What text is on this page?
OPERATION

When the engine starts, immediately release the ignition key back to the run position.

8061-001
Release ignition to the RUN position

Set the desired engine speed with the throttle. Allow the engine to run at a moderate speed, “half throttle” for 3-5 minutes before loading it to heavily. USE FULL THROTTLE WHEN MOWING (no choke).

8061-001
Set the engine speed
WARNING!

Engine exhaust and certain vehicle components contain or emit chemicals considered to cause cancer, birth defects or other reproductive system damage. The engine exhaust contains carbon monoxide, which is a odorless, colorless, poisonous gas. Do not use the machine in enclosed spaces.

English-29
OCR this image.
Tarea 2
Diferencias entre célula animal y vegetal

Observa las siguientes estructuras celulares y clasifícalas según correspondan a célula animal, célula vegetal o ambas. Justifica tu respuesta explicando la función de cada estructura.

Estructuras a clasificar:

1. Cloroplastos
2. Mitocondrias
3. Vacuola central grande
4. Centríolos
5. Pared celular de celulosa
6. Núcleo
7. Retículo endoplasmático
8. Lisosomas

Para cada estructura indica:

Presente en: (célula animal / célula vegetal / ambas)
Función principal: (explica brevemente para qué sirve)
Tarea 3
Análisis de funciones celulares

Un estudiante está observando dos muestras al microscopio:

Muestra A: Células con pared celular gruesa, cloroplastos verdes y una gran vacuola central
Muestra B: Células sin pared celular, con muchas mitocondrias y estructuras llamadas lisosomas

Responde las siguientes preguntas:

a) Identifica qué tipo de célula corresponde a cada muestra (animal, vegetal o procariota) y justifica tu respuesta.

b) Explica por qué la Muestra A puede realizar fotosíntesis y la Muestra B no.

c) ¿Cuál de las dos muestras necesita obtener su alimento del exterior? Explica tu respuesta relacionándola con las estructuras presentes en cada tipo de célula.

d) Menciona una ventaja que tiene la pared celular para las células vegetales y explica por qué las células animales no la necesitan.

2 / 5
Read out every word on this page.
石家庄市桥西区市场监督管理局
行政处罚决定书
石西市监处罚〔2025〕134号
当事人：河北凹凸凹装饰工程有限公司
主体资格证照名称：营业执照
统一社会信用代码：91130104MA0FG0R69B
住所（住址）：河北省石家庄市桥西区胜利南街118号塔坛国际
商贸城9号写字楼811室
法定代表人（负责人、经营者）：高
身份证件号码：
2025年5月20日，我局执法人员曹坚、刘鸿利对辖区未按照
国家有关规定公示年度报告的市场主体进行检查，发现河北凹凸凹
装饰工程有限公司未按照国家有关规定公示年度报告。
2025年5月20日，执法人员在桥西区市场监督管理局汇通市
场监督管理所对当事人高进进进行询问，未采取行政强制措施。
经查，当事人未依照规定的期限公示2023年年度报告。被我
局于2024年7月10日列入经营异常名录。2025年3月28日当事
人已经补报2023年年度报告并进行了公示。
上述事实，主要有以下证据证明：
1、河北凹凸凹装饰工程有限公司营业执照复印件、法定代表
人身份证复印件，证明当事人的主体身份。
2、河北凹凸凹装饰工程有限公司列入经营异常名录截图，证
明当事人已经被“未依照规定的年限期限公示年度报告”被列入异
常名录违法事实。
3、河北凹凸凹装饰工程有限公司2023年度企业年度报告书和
***
▶ PROBLEM REQUIREMENTS
Return all lines of the material above in which the word "engine" occurs.

▶ WRITTEN SOLUTION
When the engine starts, immediately release the ignition key back to the run position.
Set the desired engine speed with the throttle. Allow the engine to run at a moderate speed, “half throttle” for 3-5 minutes before loading it to heavily. USE FULL THROTTLE WHEN MOWING (no choke).
Set the engine speed
Engine exhaust and certain vehicle components contain or emit chemicals considered to cause cancer, birth defects or other reproductive system damage. The engine exhaust contains carbon monoxide, which is a odorless, colorless, poisonous gas. Do not use the machine in enclosed spaces.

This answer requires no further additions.